Text passage:
▬▬▬▬▬▬▬▬▬▬

All the data that Symphony handles is kept in spreadsheet-like cells. The other environments—word processing, database, communications, graphics—in essence only change the display format and focus of that data (including available menus, special keys, and functionality), which can be saved and retrieved as .WR1 files.

Symphony was designed to work completely in the standard 640k of conventional memory, supplemented by any expanded memory. Similar and competitive packages included SmartWare, Microsoft Works, Context MBA, Framework, Enable and Ability Office.

Symphony's spreadsheet engine was similar to, but not the same as the one used in Lotus 1-2-3, once the most popular of its kind. Additional enhancements included:

- The ability to create unique application looking spreadsheets using customizable macro driven menus and display Windows, the result being menu driven applications that, to the user, resembled little of their original spreadsheet heritage.
- A rearranged worksheet menu, placing COPY as the first menu item, then the other most frequently used items after that.
- Additional @ formula functions building on 1-2-3's spreadsheet only formulas.
- Multiple menu systems, retaining 1-2-3's uniquely identified first-character menu items.
- The addition of the TAB key to anchor ranges, instead of just using the period key.
- The ability to copy "to a location" and end up at that location, instead of at the copy "from location."

▬▬▬▬▬▬▬▬▬▬

Extracted material:
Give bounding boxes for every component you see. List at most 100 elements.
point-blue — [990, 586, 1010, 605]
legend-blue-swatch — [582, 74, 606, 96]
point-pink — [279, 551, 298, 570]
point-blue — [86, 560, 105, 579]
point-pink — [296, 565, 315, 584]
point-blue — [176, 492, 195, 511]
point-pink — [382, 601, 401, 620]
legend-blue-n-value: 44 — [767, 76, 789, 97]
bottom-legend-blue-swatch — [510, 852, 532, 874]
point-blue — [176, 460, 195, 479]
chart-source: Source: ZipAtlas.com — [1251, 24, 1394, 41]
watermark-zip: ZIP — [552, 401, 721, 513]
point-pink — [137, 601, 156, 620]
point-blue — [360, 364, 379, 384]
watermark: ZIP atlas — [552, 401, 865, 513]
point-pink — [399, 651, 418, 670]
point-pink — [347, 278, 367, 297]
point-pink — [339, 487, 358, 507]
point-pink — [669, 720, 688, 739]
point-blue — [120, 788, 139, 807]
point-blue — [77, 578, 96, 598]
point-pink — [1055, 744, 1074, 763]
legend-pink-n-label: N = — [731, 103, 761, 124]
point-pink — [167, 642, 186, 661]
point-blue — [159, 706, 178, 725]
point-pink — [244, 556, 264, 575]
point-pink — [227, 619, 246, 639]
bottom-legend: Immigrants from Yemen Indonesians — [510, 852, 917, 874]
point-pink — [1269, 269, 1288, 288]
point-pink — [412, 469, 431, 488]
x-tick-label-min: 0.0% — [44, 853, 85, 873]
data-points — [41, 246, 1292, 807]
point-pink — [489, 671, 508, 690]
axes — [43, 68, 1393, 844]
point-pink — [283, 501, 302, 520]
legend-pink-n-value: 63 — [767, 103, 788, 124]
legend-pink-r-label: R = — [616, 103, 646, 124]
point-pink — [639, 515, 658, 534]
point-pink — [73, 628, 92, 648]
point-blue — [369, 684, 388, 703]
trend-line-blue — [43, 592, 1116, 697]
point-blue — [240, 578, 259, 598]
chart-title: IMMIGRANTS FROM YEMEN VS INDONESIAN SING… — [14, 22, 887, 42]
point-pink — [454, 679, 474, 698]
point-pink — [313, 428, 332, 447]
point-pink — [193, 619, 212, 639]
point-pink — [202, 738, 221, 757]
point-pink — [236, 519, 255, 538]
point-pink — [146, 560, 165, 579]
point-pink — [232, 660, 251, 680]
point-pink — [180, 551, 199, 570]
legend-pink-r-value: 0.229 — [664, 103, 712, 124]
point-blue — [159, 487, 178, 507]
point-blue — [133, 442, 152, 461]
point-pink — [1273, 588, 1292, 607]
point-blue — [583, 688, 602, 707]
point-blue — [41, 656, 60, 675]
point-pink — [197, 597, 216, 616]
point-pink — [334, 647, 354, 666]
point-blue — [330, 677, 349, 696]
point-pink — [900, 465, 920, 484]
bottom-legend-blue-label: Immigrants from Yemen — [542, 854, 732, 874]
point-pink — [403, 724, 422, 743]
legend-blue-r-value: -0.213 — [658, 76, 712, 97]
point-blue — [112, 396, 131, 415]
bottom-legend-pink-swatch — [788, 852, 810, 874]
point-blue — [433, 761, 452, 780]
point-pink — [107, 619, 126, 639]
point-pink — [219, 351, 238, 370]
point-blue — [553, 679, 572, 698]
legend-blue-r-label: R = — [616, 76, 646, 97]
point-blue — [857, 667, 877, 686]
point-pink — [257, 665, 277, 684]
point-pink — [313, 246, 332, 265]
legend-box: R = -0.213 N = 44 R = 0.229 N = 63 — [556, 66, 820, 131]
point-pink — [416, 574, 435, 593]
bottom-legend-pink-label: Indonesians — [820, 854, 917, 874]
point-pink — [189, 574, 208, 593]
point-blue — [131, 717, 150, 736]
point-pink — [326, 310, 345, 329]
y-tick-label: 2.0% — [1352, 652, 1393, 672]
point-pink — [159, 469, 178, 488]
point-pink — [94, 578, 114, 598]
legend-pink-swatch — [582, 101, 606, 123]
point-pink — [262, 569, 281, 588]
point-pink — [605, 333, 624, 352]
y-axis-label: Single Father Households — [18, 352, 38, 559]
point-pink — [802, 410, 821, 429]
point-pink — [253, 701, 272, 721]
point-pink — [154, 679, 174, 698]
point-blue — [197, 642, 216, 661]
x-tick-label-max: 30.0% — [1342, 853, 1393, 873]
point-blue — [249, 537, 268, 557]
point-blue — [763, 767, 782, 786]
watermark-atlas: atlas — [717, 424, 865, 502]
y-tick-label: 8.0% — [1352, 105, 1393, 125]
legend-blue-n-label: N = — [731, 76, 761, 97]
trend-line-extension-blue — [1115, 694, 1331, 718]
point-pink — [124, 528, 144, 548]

▬▬▬▬▬▬▬▬▬▬

Your tasks:
(1) Answer these questions from the Symphony text:
(a) As what kind of files can the data be saved and retrieved?
(b) In what memory was Symphony designed to work?
(c) Which key was added to anchor ranges?
(2) Translate this sentence from the Symphony text into Spanish: "Symphony's spreadsheet engine was similar to, but not the same as the one used in Lotus 1-2-3, once the most popular of its kind."
The lines have no role in this exercise.

List of solutions:
(1)
(a) As .WR1 files.
(b) In the standard 640k of conventional memory, supplemented by any expanded memory.
(c) The TAB key.

(2) El motor de hoja de cálculo de Symphony era similar, pero no idéntico, al que se utilizaba en Lotus 1-2-3, en su momento el más popular de su tipo.